start Data listing
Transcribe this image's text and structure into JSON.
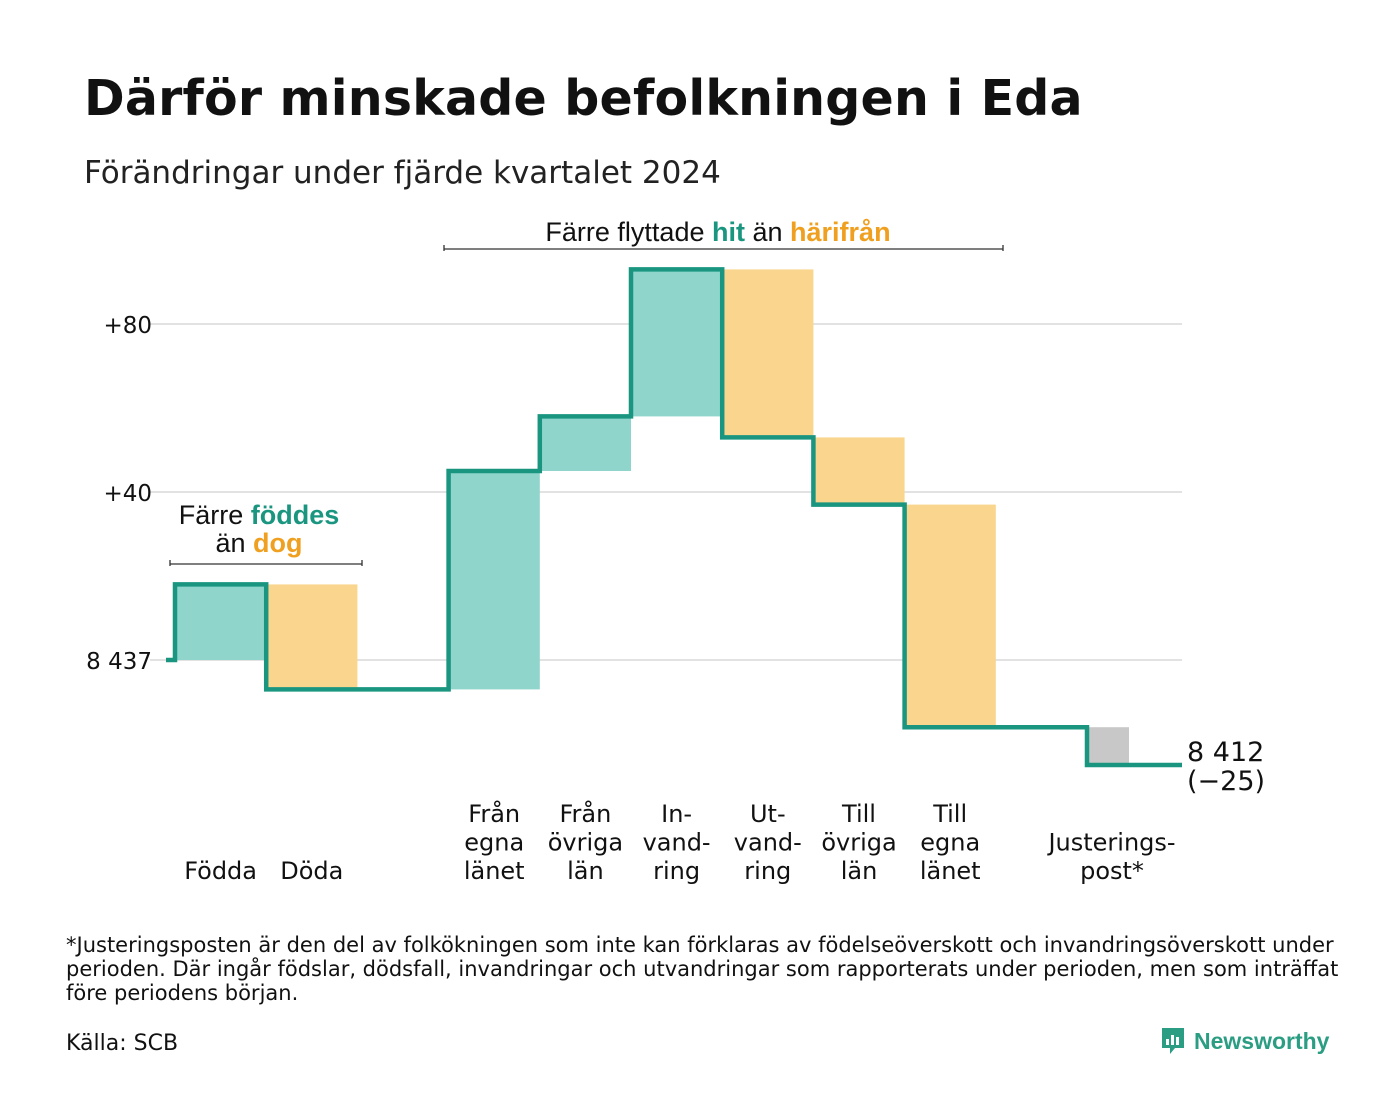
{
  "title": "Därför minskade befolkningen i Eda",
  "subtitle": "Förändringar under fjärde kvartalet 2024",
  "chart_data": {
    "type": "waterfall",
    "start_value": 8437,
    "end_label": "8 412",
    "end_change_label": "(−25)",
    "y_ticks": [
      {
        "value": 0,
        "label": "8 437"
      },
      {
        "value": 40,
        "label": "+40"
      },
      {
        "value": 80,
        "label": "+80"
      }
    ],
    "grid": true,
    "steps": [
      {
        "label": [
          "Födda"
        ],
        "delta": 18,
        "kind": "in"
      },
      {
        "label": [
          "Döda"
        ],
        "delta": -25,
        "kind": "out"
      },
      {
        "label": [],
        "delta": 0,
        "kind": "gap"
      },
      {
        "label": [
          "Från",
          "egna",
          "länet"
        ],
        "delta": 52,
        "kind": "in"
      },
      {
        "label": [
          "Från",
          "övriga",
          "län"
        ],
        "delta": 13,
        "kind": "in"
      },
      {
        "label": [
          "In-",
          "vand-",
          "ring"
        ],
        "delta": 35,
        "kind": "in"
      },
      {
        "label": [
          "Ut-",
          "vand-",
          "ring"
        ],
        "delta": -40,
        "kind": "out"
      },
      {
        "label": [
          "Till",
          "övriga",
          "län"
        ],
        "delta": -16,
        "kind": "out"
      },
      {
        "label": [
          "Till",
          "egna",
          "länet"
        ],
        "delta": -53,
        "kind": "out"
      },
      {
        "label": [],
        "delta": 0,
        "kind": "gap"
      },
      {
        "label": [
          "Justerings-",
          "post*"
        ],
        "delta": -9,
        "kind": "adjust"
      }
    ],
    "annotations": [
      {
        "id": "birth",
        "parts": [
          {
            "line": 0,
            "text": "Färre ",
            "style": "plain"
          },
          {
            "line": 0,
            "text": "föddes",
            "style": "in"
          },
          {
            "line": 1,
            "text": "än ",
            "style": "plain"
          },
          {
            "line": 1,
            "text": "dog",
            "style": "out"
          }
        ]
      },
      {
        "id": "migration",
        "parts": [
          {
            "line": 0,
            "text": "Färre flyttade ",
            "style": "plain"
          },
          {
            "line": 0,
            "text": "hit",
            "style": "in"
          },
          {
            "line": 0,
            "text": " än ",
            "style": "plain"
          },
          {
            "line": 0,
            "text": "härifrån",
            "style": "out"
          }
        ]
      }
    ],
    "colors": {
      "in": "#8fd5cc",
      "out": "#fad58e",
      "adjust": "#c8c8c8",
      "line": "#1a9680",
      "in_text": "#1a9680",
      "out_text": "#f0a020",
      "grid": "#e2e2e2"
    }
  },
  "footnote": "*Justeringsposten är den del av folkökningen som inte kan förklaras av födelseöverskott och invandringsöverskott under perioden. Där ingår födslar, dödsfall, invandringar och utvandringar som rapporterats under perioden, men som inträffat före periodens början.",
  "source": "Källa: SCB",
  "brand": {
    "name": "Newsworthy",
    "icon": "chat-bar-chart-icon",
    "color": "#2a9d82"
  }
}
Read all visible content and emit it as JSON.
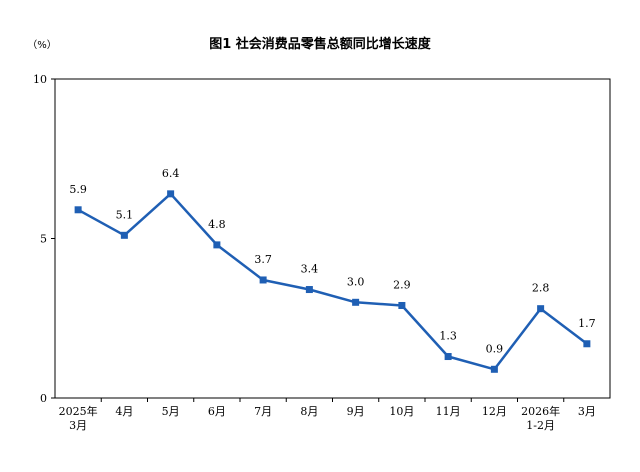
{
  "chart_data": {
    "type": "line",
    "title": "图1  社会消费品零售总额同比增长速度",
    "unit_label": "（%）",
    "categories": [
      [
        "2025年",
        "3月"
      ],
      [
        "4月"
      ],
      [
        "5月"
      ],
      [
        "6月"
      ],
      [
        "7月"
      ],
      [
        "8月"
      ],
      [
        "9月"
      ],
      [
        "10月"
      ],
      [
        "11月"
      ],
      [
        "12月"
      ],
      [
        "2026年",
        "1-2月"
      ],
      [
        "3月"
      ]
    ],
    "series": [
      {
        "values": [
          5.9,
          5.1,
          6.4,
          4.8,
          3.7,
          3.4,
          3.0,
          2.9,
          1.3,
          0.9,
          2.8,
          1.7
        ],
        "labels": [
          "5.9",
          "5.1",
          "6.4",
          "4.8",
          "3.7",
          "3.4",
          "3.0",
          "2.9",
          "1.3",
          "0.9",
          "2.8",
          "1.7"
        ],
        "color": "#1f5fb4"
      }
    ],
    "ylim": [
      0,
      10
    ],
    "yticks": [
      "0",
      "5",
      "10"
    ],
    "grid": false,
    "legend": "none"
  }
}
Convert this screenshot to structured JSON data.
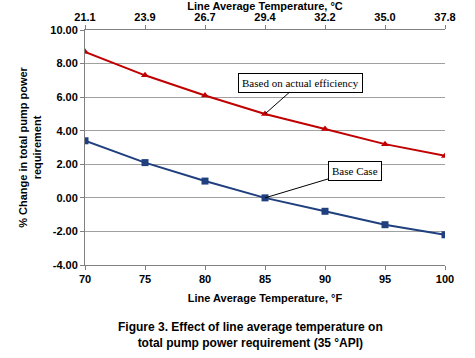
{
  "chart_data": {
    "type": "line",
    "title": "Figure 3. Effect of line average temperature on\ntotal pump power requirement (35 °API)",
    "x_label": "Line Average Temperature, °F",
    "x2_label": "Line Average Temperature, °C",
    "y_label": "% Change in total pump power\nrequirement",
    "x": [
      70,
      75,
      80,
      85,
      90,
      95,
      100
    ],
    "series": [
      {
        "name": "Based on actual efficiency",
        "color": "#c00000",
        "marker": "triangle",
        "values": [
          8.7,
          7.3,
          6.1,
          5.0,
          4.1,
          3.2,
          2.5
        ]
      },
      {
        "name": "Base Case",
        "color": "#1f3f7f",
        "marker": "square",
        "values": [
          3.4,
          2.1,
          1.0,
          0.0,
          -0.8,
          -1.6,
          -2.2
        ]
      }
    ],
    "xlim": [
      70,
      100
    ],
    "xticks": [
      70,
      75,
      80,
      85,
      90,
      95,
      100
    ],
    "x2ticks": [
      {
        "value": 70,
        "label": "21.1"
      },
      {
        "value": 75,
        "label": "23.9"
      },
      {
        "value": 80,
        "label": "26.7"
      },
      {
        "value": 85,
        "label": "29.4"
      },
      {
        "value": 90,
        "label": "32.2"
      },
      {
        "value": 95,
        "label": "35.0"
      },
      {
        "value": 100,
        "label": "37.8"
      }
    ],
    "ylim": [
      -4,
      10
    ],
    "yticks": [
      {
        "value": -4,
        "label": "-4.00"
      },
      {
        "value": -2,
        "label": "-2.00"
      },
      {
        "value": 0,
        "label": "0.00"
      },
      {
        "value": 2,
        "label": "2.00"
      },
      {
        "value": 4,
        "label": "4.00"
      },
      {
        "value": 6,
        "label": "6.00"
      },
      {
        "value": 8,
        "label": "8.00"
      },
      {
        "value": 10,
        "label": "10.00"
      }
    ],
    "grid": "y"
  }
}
end Data listing
start Data listing
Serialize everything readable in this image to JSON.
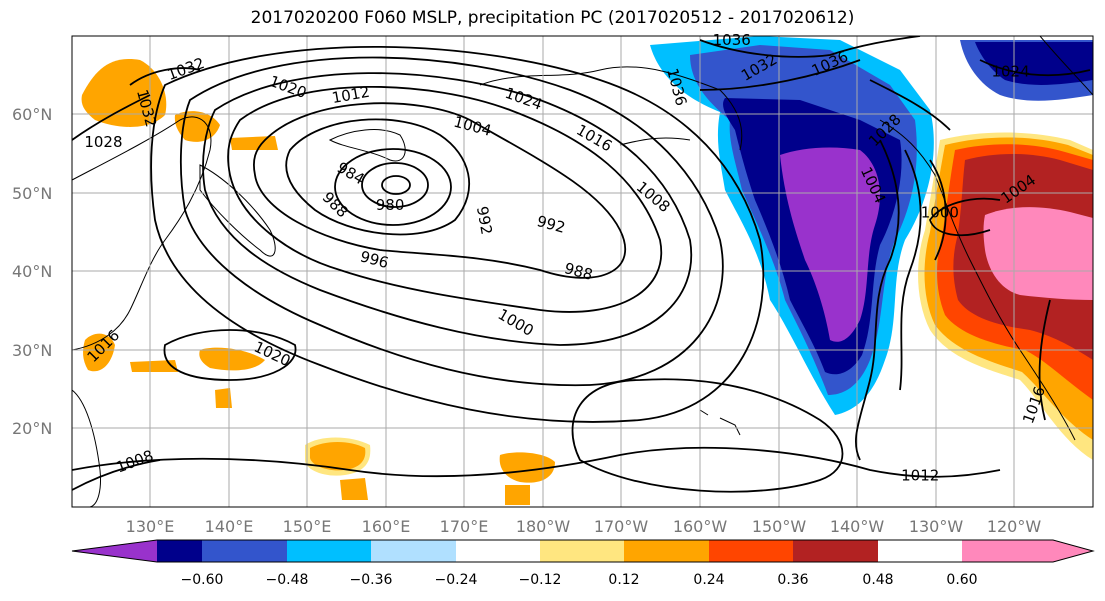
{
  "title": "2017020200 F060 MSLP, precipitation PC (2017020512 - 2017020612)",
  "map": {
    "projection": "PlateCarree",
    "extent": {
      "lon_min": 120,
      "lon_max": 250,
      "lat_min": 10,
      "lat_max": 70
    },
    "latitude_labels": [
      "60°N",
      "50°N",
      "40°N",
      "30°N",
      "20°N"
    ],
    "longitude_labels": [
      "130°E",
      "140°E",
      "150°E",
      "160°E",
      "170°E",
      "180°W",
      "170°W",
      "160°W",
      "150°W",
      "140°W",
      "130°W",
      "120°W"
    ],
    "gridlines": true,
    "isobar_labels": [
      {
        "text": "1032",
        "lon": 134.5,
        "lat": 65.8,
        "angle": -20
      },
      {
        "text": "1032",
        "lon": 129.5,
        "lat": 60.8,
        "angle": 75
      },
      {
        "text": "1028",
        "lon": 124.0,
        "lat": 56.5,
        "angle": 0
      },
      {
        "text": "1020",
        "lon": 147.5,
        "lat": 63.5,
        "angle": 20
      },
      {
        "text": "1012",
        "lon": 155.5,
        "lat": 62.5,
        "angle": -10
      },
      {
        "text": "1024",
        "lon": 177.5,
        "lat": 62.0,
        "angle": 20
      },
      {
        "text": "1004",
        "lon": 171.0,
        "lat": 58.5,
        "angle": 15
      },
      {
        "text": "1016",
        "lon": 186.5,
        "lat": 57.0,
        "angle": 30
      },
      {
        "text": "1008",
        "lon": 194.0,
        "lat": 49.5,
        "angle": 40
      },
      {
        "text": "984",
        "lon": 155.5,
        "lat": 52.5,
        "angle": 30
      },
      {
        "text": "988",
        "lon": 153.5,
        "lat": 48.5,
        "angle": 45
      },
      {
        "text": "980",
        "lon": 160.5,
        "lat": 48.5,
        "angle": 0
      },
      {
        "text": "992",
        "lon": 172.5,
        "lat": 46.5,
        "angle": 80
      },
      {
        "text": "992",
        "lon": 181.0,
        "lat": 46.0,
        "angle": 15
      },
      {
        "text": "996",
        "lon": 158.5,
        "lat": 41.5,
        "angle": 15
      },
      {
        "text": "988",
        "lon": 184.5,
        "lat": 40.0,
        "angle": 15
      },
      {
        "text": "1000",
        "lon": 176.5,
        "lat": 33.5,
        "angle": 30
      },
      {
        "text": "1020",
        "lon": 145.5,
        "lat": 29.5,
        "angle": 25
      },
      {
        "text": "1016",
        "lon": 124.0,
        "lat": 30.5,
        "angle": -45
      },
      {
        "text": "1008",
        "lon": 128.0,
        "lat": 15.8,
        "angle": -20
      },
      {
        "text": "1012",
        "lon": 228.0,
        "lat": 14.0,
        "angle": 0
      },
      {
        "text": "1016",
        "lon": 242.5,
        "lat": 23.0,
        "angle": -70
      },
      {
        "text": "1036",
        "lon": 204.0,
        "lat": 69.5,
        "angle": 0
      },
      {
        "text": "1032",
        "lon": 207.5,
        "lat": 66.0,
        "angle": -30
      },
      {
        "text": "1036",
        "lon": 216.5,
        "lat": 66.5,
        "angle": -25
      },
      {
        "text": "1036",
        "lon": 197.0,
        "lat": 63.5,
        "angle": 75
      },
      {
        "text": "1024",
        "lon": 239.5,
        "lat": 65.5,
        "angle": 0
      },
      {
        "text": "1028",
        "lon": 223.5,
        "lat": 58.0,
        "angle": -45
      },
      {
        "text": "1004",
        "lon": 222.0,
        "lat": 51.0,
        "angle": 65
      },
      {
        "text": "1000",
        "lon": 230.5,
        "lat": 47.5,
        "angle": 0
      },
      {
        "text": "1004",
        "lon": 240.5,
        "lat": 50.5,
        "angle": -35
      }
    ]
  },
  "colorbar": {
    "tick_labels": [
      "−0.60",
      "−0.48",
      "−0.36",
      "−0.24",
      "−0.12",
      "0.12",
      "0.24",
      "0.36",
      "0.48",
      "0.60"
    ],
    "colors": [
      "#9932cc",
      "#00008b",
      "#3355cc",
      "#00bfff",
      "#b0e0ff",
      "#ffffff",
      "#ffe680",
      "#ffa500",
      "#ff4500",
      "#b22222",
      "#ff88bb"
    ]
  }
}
end Data listing
__Given instruction__
Take each line containing the string "name" and copy it out.

__Task solution__
    "name": "Newsworthy",
        "name": "Based on actual efficiency",
        "name": "Base Case",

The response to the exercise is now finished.